**What is expected:** Show every line of the records below that contains the word "copy".

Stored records
————————

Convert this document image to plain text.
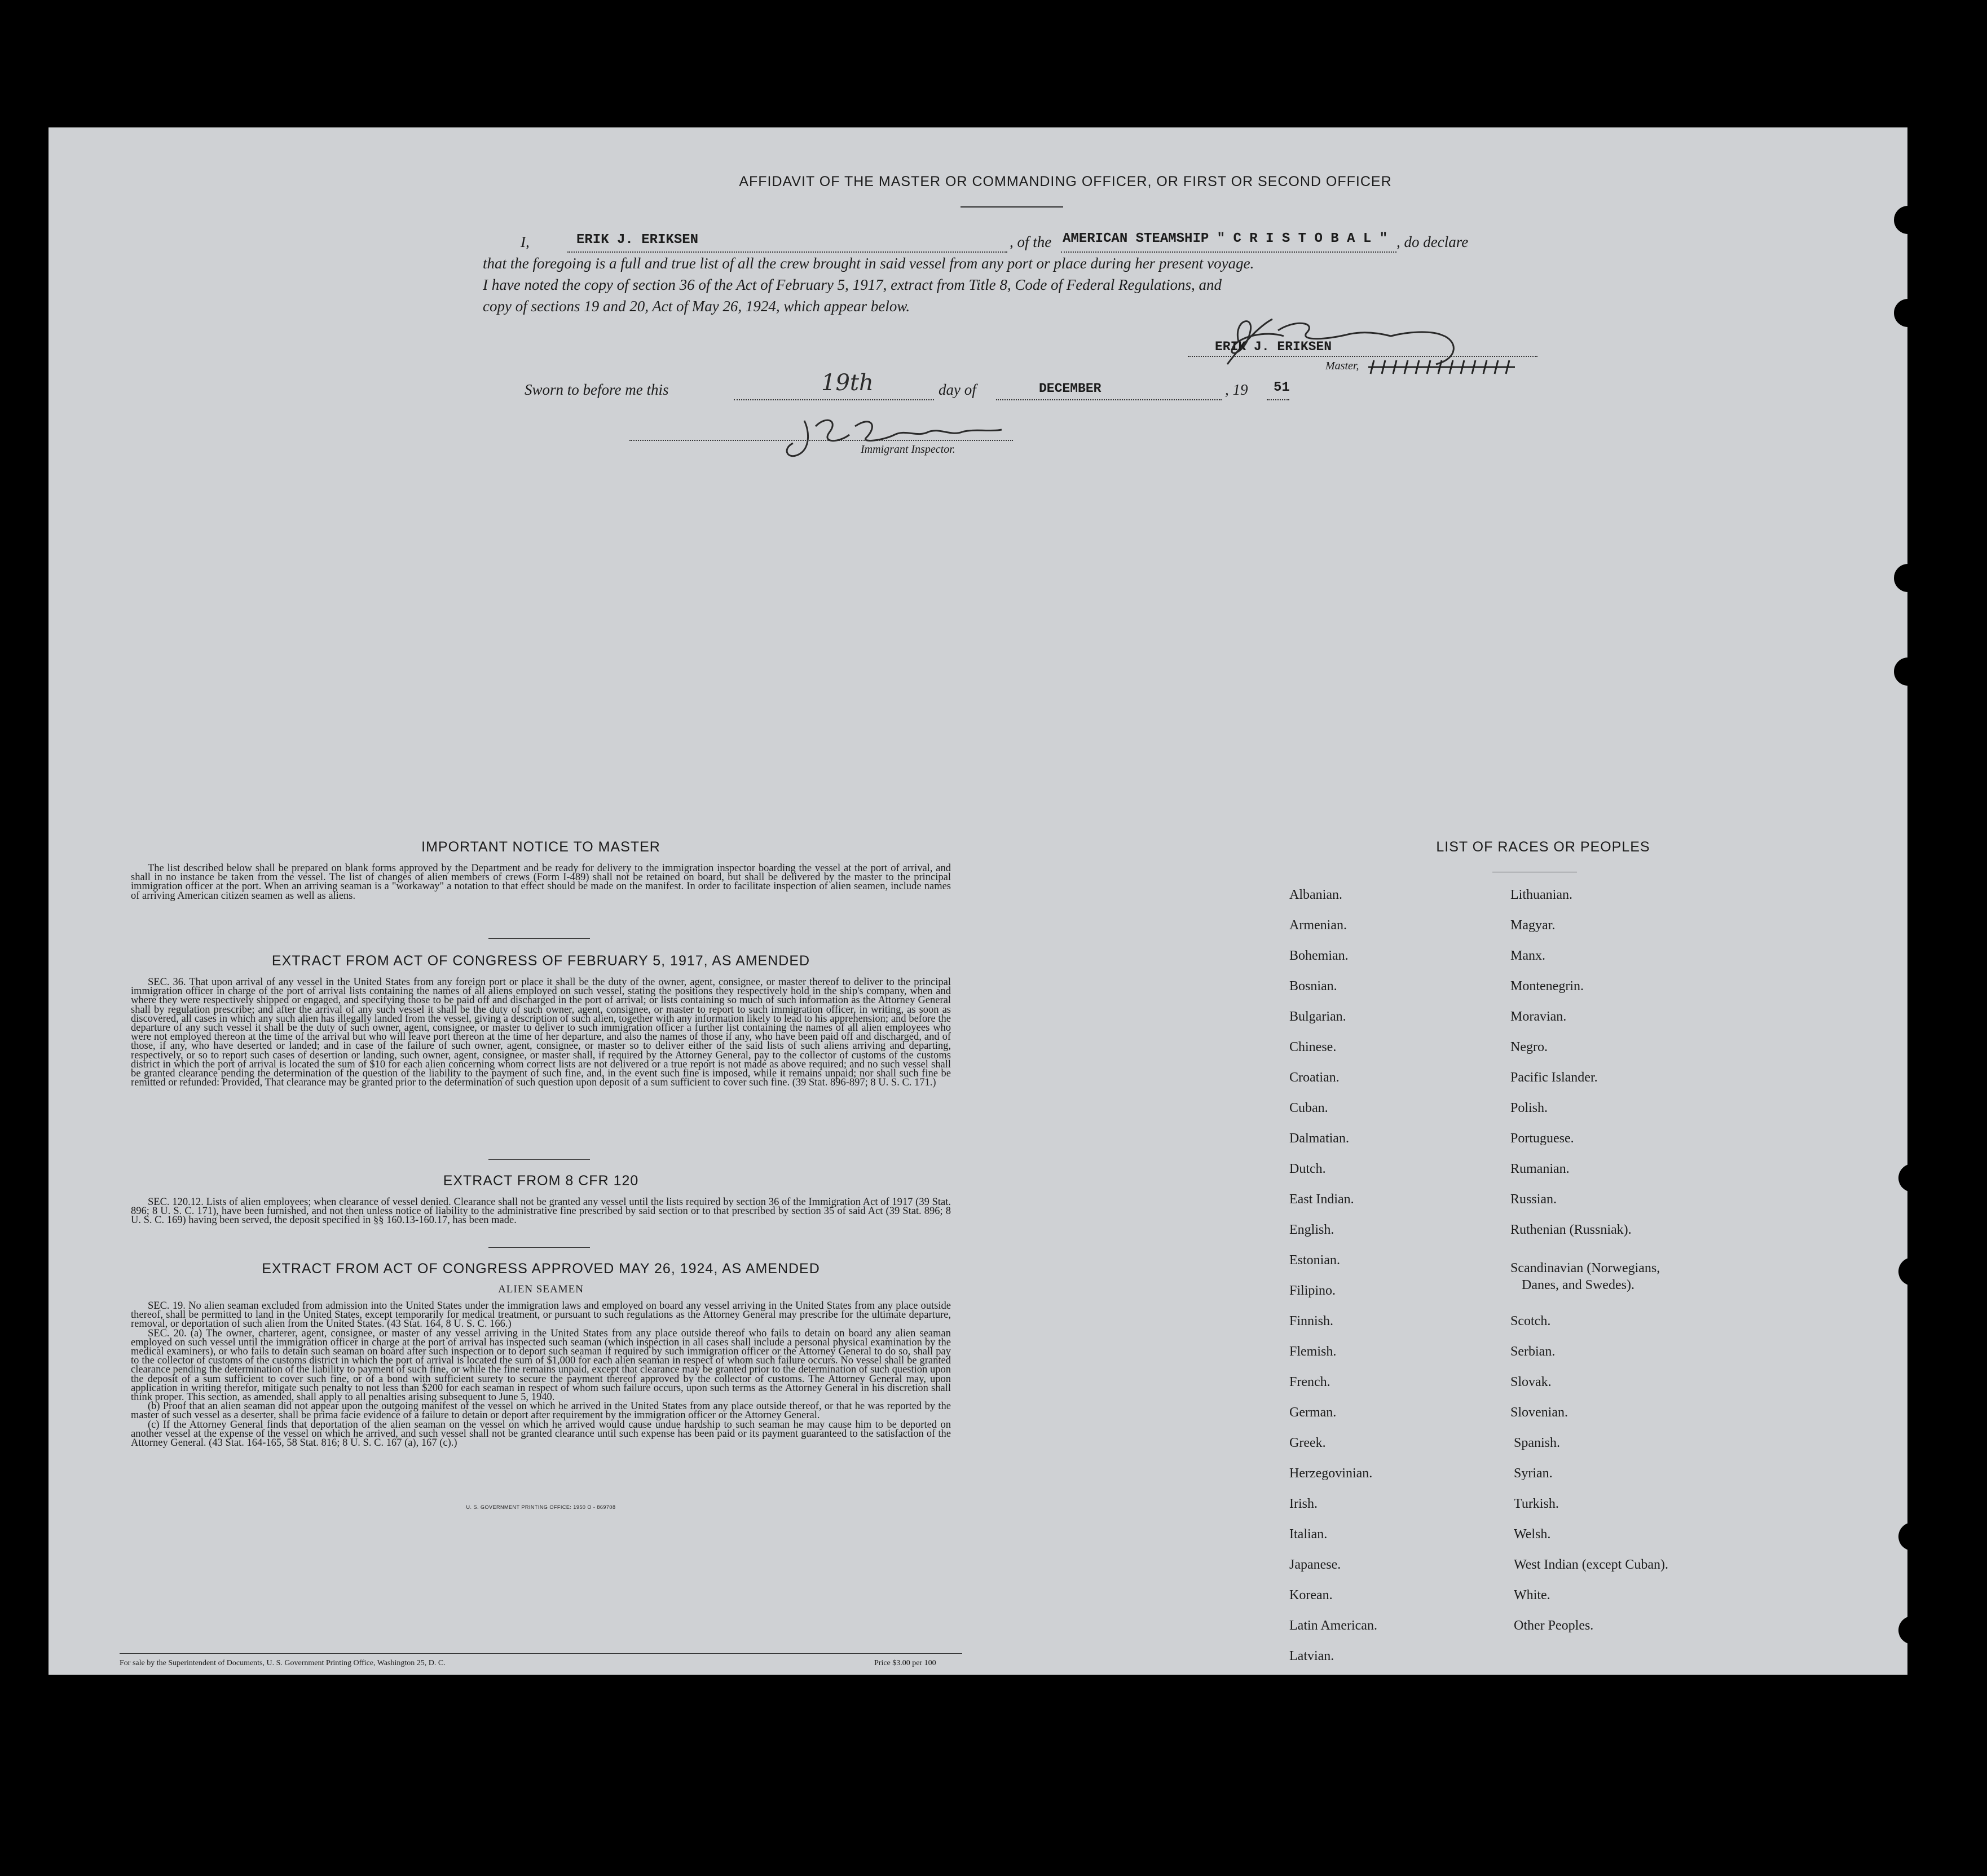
AFFIDAVIT OF THE MASTER OR COMMANDING OFFICER, OR FIRST OR SECOND OFFICER
I,	ERIK J. ERIKSEN	, of the AMERICAN STEAMSHIP " C R I S T O B A L " , do declare
that the foregoing is a full and true list of all the crew brought in said vessel from any port or place during her present voyage.
I have noted the copy of section 36 of the Act of February 5, 1917, extract from Title 8, Code of Federal Regulations, and
copy of sections 19 and 20, Act of May 26, 1924, which appear below.
ERIK J. ERIKSEN
Master,
Sworn to before me this	19th	day of	DECEMBER	, 19 51
Immigrant Inspector.
IMPORTANT NOTICE TO MASTER
The list described below shall be prepared on blank forms approved by the Department and be ready for delivery to the immigration inspector boarding the vessel at the port of arrival, and shall in no instance be taken from the vessel. The list of changes of alien members of crews (Form I-489) shall not be retained on board, but shall be delivered by the master to the principal immigration officer at the port. When an arriving seaman is a "workaway" a notation to that effect should be made on the manifest. In order to facilitate inspection of alien seamen, include names of arriving American citizen seamen as well as aliens.
EXTRACT FROM ACT OF CONGRESS OF FEBRUARY 5, 1917, AS AMENDED
SEC. 36. That upon arrival of any vessel in the United States from any foreign port or place it shall be the duty of the owner, agent, consignee, or master thereof to deliver to the principal immigration officer in charge of the port of arrival lists containing the names of all aliens employed on such vessel, stating the positions they respectively hold in the ship's company, when and where they were respectively shipped or engaged, and specifying those to be paid off and discharged in the port of arrival; or lists containing so much of such information as the Attorney General shall by regulation prescribe; and after the arrival of any such vessel it shall be the duty of such owner, agent, consignee, or master to report to such immigration officer, in writing, as soon as discovered, all cases in which any such alien has illegally landed from the vessel, giving a description of such alien, together with any information likely to lead to his apprehension; and before the departure of any such vessel it shall be the duty of such owner, agent, consignee, or master to deliver to such immigration officer a further list containing the names of all alien employees who were not employed thereon at the time of the arrival but who will leave port thereon at the time of her departure, and also the names of those if any, who have been paid off and discharged, and of those, if any, who have deserted or landed; and in case of the failure of such owner, agent, consignee, or master so to deliver either of the said lists of such aliens arriving and departing, respectively, or so to report such cases of desertion or landing, such owner, agent, consignee, or master shall, if required by the Attorney General, pay to the collector of customs of the customs district in which the port of arrival is located the sum of $10 for each alien concerning whom correct lists are not delivered or a true report is not made as above required; and no such vessel shall be granted clearance pending the determination of the question of the liability to the payment of such fine, and, in the event such fine is imposed, while it remains unpaid; nor shall such fine be remitted or refunded: Provided, That clearance may be granted prior to the determination of such question upon deposit of a sum sufficient to cover such fine. (39 Stat. 896-897; 8 U. S. C. 171.)
EXTRACT FROM 8 CFR 120
SEC. 120.12. Lists of alien employees; when clearance of vessel denied. Clearance shall not be granted any vessel until the lists required by section 36 of the Immigration Act of 1917 (39 Stat. 896; 8 U. S. C. 171), have been furnished, and not then unless notice of liability to the administrative fine prescribed by said section or to that prescribed by section 35 of said Act (39 Stat. 896; 8 U. S. C. 169) having been served, the deposit specified in §§ 160.13-160.17, has been made.
EXTRACT FROM ACT OF CONGRESS APPROVED MAY 26, 1924, AS AMENDED
ALIEN SEAMEN
SEC. 19. No alien seaman excluded from admission into the United States under the immigration laws and employed on board any vessel arriving in the United States from any place outside thereof, shall be permitted to land in the United States, except temporarily for medical treatment, or pursuant to such regulations as the Attorney General may prescribe for the ultimate departure, removal, or deportation of such alien from the United States. (43 Stat. 164, 8 U. S. C. 166.)
SEC. 20. (a) The owner, charterer, agent, consignee, or master of any vessel arriving in the United States from any place outside thereof who fails to detain on board any alien seaman employed on such vessel until the immigration officer in charge at the port of arrival has inspected such seaman (which inspection in all cases shall include a personal physical examination by the medical examiners), or who fails to detain such seaman on board after such inspection or to deport such seaman if required by such immigration officer or the Attorney General to do so, shall pay to the collector of customs of the customs district in which the port of arrival is located the sum of $1,000 for each alien seaman in respect of whom such failure occurs. No vessel shall be granted clearance pending the determination of the liability to payment of such fine, or while the fine remains unpaid, except that clearance may be granted prior to the determination of such question upon the deposit of a sum sufficient to cover such fine, or of a bond with sufficient surety to secure the payment thereof approved by the collector of customs. The Attorney General may, upon application in writing therefor, mitigate such penalty to not less than $200 for each seaman in respect of whom such failure occurs, upon such terms as the Attorney General in his discretion shall think proper. This section, as amended, shall apply to all penalties arising subsequent to June 5, 1940.
(b) Proof that an alien seaman did not appear upon the outgoing manifest of the vessel on which he arrived in the United States from any place outside thereof, or that he was reported by the master of such vessel as a deserter, shall be prima facie evidence of a failure to detain or deport after requirement by the immigration officer or the Attorney General.
(c) If the Attorney General finds that deportation of the alien seaman on the vessel on which he arrived would cause undue hardship to such seaman he may cause him to be deported on another vessel at the expense of the vessel on which he arrived, and such vessel shall not be granted clearance until such expense has been paid or its payment guaranteed to the satisfaction of the Attorney General. (43 Stat. 164-165, 58 Stat. 816; 8 U. S. C. 167 (a), 167 (c).)
U. S. GOVERNMENT PRINTING OFFICE: 1950 O - 869708
For sale by the Superintendent of Documents, U. S. Government Printing Office, Washington 25, D. C.	Price $3.00 per 100
LIST OF RACES OR PEOPLES
Albanian.
Armenian.
Bohemian.
Bosnian.
Bulgarian.
Chinese.
Croatian.
Cuban.
Dalmatian.
Dutch.
East Indian.
English.
Estonian.
Filipino.
Finnish.
Flemish.
French.
German.
Greek.
Herzegovinian.
Irish.
Italian.
Japanese.
Korean.
Latin American.
Latvian.
Lithuanian.
Magyar.
Manx.
Montenegrin.
Moravian.
Negro.
Pacific Islander.
Polish.
Portuguese.
Rumanian.
Russian.
Ruthenian (Russniak).
Scandinavian (Norwegians,
Danes, and Swedes).
Scotch.
Serbian.
Slovak.
Slovenian.
Spanish.
Syrian.
Turkish.
Welsh.
West Indian (except Cuban).
White.
Other Peoples.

————————

**Solution:**
I have noted the copy of section 36 of the Act of February 5, 1917, extract from Title 8, Code of Federal Regulations, and
copy of sections 19 and 20, Act of May 26, 1924, which appear below.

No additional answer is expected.